Data shown:
"""

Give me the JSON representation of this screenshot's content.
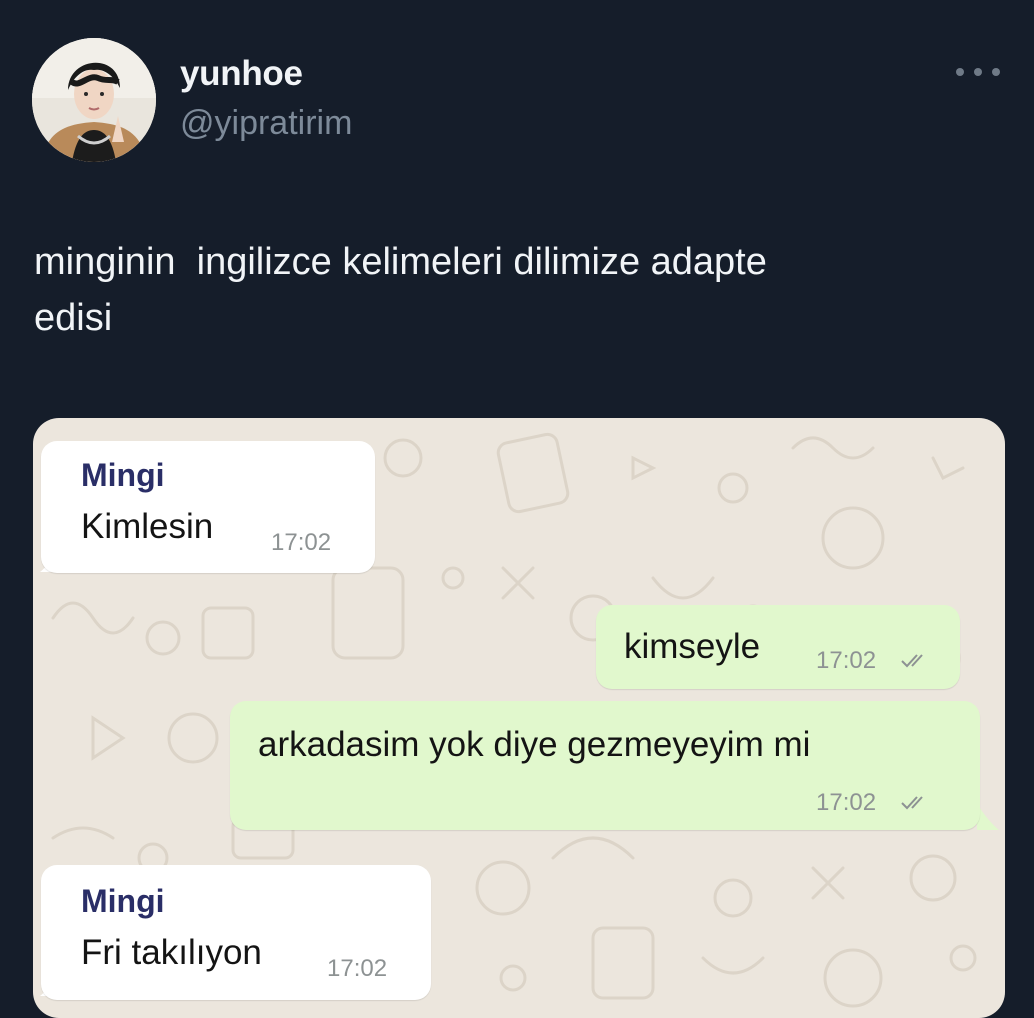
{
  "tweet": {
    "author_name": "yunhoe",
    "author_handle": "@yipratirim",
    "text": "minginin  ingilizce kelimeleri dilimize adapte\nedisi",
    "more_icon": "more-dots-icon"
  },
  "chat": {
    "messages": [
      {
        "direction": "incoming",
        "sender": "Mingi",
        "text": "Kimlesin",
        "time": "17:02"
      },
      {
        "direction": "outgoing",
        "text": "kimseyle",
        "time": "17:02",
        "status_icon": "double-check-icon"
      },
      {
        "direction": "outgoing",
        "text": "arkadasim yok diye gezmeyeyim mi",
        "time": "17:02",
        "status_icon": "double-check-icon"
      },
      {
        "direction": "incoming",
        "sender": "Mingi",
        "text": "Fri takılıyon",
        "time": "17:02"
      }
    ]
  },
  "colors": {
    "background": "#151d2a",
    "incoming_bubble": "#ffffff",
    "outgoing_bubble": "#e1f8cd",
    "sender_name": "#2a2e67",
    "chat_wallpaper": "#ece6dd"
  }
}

"""

Task description: Omit the pictures. Transcribe every record exactly.

Worked answer:
Give me the JSON representation of this screenshot's content.
{
  "tweet": {
    "author_name": "yunhoe",
    "author_handle": "@yipratirim",
    "text": "minginin  ingilizce kelimeleri dilimize adapte\nedisi",
    "more_icon": "more-dots-icon"
  },
  "chat": {
    "messages": [
      {
        "direction": "incoming",
        "sender": "Mingi",
        "text": "Kimlesin",
        "time": "17:02"
      },
      {
        "direction": "outgoing",
        "text": "kimseyle",
        "time": "17:02",
        "status_icon": "double-check-icon"
      },
      {
        "direction": "outgoing",
        "text": "arkadasim yok diye gezmeyeyim mi",
        "time": "17:02",
        "status_icon": "double-check-icon"
      },
      {
        "direction": "incoming",
        "sender": "Mingi",
        "text": "Fri takılıyon",
        "time": "17:02"
      }
    ]
  },
  "colors": {
    "background": "#151d2a",
    "incoming_bubble": "#ffffff",
    "outgoing_bubble": "#e1f8cd",
    "sender_name": "#2a2e67",
    "chat_wallpaper": "#ece6dd"
  }
}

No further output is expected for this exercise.